Extract all lines from the data beneath that include the word "description".

-- Start of Data entries --

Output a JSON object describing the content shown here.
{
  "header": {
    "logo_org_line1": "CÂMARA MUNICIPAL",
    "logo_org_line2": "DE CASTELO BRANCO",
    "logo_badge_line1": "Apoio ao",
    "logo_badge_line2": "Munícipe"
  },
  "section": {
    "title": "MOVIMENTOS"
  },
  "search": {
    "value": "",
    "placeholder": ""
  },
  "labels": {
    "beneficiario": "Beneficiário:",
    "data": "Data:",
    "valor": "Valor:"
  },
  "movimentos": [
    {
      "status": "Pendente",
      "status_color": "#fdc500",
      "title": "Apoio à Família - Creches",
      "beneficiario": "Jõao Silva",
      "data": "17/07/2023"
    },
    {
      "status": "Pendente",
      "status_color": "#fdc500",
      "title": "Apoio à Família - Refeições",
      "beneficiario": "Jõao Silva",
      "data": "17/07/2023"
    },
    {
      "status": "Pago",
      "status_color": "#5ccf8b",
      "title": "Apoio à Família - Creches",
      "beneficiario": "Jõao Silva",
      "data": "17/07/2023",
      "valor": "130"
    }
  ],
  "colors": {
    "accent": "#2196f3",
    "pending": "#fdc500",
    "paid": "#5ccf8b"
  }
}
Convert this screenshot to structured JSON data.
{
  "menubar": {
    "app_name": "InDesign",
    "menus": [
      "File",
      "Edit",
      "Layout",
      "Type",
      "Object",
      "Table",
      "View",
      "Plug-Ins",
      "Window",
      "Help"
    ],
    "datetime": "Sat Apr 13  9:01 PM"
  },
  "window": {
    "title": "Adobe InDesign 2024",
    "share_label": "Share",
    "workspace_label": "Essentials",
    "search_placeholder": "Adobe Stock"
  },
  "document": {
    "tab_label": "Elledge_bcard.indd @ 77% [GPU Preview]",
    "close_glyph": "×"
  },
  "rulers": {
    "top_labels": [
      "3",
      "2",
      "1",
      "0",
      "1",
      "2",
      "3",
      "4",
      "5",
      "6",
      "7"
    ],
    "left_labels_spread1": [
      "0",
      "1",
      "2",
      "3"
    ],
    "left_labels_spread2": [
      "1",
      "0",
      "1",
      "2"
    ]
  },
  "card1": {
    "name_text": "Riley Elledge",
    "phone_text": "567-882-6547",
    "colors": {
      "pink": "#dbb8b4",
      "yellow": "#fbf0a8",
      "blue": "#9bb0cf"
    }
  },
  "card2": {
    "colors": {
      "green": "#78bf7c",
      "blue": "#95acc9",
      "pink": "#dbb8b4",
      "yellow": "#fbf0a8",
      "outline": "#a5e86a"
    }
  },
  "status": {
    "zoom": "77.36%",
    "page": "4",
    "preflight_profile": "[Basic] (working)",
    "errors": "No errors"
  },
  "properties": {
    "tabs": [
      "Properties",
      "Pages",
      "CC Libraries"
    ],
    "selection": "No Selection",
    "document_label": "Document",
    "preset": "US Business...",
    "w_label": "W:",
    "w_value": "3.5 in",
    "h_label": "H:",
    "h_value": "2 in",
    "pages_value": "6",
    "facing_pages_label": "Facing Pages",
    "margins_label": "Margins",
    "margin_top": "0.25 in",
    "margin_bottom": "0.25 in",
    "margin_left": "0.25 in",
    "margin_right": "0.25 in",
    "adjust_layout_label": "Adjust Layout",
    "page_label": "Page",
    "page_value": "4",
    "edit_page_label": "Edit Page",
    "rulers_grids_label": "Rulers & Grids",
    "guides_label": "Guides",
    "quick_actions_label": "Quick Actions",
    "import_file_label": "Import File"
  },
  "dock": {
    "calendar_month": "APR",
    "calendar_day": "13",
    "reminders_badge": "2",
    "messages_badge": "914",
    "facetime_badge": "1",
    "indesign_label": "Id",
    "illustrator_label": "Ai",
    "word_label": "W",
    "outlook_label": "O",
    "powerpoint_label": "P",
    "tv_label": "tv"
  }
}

-- End of Data entries --
-- Start of Data entries --

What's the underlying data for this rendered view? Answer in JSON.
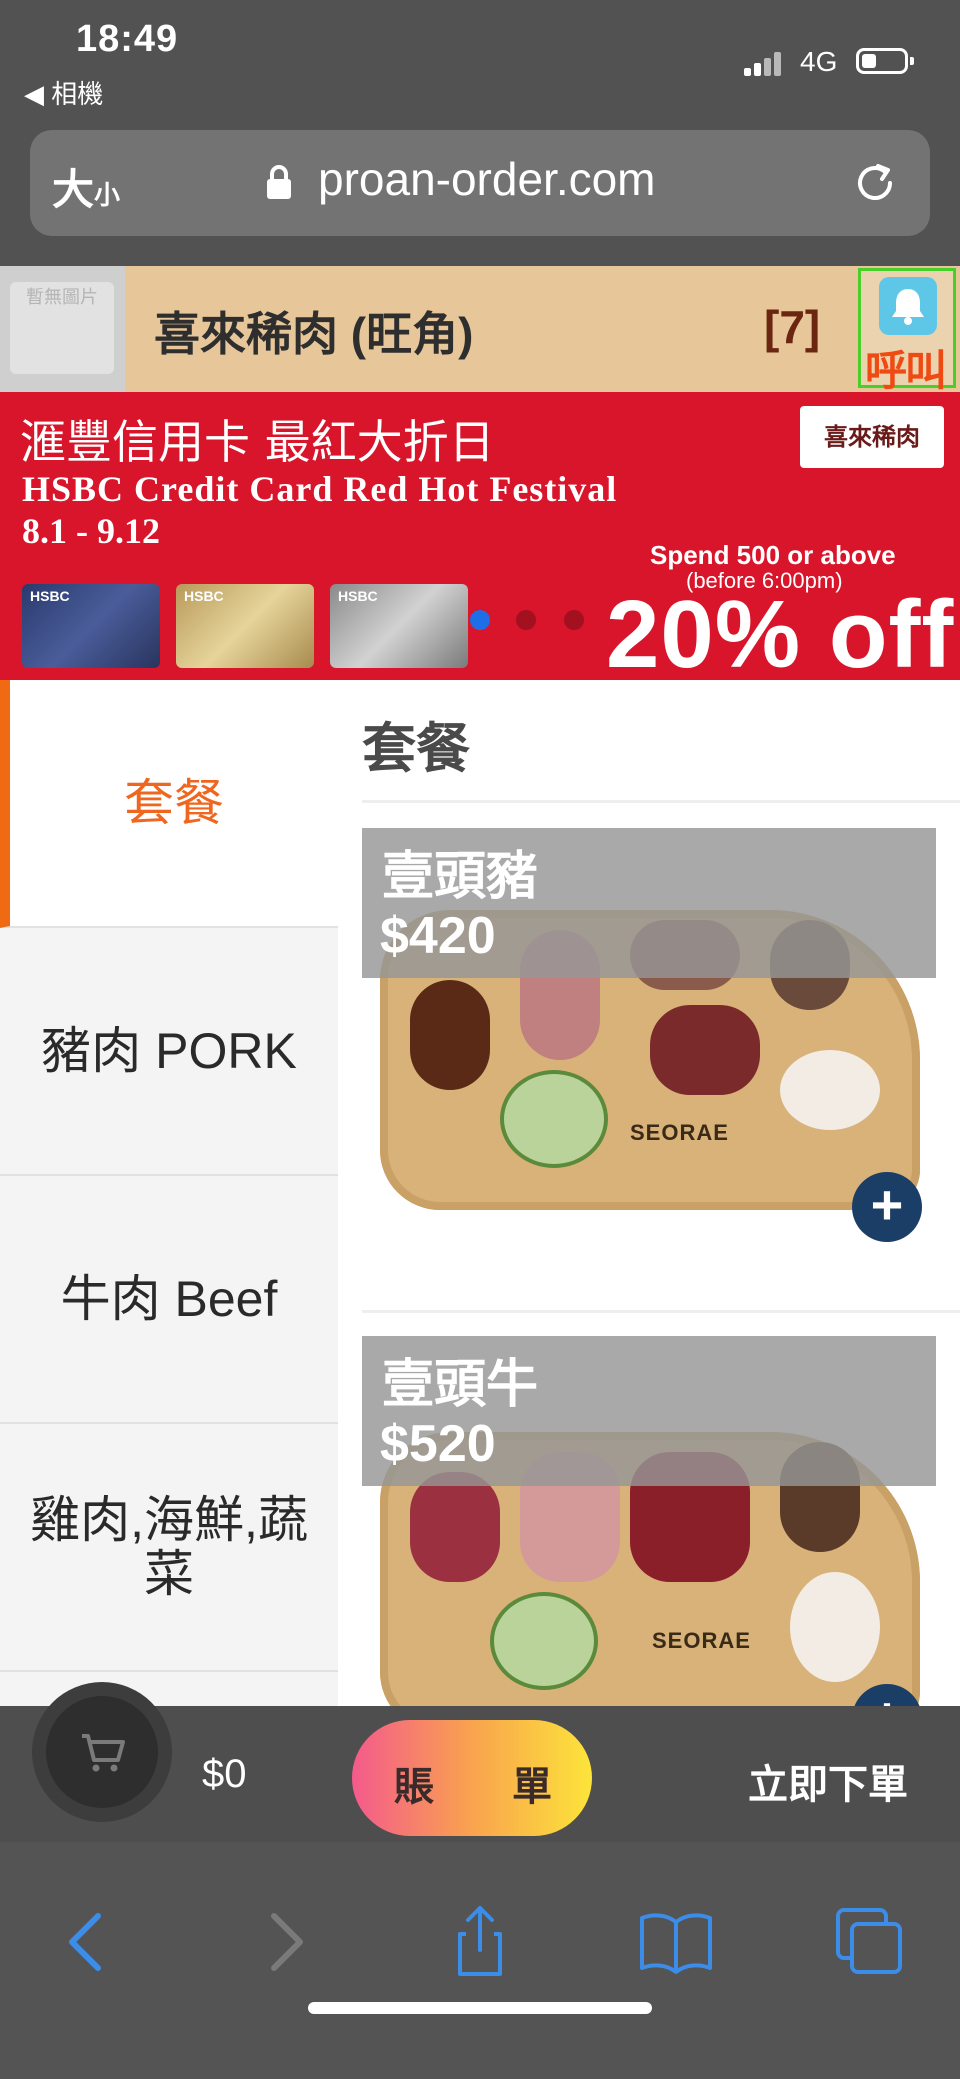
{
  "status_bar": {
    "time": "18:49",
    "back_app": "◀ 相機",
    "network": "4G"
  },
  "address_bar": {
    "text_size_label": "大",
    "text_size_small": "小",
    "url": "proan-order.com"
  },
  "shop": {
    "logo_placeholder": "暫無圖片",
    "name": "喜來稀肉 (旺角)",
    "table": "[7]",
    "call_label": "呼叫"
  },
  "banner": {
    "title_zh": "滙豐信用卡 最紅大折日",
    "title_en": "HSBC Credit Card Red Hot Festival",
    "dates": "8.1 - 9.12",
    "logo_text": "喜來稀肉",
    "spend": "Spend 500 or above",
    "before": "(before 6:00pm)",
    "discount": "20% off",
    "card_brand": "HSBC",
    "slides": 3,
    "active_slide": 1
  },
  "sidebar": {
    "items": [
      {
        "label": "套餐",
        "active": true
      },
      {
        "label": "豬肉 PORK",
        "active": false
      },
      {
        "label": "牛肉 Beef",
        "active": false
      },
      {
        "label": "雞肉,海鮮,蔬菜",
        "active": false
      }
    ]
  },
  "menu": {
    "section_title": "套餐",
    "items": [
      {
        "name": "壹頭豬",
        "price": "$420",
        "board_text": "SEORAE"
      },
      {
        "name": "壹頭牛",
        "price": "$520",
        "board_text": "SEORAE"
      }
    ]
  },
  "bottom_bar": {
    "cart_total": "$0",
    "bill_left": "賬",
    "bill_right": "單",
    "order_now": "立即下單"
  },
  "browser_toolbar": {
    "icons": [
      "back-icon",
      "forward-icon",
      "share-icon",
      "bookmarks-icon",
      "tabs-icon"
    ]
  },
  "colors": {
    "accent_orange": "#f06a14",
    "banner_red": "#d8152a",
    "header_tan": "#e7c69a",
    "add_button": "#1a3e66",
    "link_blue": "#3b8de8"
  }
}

-- End of Data entries --
-- Start of Data entries --

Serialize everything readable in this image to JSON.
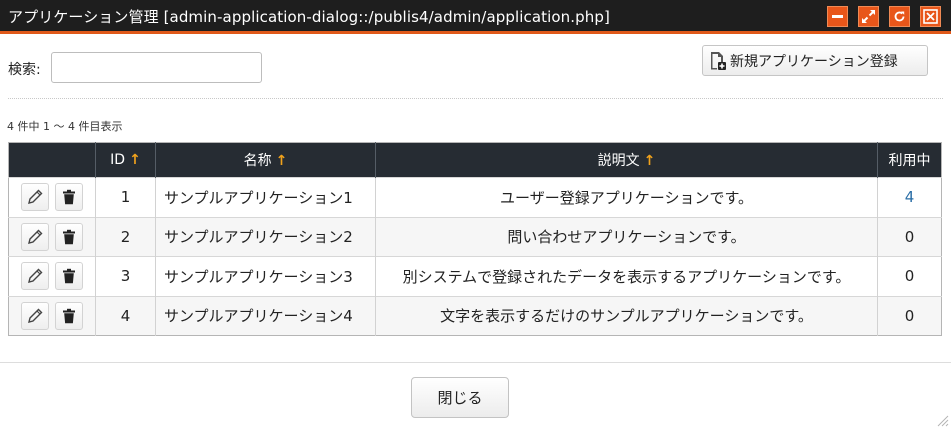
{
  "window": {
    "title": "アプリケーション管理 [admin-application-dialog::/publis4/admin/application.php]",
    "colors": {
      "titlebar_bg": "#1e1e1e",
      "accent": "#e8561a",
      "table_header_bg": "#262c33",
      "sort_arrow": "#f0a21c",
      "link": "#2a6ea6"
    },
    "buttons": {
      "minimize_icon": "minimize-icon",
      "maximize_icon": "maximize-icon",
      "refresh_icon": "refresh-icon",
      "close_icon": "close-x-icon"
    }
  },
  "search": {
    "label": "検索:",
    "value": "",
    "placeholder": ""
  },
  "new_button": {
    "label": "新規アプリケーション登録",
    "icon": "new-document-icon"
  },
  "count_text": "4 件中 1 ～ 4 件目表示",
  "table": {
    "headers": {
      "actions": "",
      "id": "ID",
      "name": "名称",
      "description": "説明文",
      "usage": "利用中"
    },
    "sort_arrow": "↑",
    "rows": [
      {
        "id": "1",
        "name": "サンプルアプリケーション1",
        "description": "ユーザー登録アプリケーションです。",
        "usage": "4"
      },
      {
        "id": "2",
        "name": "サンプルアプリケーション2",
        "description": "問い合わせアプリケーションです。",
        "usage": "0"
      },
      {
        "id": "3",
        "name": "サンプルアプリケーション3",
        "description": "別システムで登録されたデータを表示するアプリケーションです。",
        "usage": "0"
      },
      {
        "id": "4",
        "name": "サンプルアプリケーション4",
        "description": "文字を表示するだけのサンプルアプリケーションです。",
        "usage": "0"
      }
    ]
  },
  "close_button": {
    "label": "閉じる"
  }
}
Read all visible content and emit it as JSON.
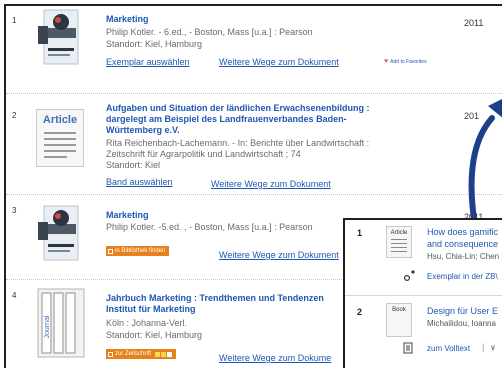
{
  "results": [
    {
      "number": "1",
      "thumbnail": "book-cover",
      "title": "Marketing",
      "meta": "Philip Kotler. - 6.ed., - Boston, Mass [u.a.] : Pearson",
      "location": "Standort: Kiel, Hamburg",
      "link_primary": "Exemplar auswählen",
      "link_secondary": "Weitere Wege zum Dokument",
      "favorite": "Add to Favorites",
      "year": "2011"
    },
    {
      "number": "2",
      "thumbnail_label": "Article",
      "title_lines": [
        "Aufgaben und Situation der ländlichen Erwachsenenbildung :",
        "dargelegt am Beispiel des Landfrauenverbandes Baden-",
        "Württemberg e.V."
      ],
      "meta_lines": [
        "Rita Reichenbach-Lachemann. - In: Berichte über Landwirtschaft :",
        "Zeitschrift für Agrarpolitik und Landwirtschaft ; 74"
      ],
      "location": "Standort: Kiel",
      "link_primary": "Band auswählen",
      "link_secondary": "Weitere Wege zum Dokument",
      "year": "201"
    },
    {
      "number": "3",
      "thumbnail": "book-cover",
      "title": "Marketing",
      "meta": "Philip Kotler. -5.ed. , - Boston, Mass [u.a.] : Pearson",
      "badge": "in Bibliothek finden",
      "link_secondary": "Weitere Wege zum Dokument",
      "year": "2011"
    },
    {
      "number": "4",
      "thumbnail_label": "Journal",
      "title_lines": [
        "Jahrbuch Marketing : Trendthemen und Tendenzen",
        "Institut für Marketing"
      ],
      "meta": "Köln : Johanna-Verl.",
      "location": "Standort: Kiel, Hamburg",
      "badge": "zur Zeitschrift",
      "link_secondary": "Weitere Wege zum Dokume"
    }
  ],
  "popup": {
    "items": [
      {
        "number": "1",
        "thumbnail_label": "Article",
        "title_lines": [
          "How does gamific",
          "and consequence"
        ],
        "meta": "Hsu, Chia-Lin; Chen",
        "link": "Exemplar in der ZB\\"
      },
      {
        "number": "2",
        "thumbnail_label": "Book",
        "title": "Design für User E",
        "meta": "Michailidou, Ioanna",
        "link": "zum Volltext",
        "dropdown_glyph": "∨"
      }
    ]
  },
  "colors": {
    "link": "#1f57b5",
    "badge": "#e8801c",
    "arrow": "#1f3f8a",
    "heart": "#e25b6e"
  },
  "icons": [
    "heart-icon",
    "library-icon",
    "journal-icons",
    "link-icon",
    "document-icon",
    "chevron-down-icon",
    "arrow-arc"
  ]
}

-- End of Data entries --

▶ Written response
      "description": "説明文",
        "description": "ユーザー登録アプリケーションです。",
        "description": "問い合わせアプリケーションです。",
        "description": "別システムで登録されたデータを表示するアプリケーションです。",
        "description": "文字を表示するだけのサンプルアプリケーションです。",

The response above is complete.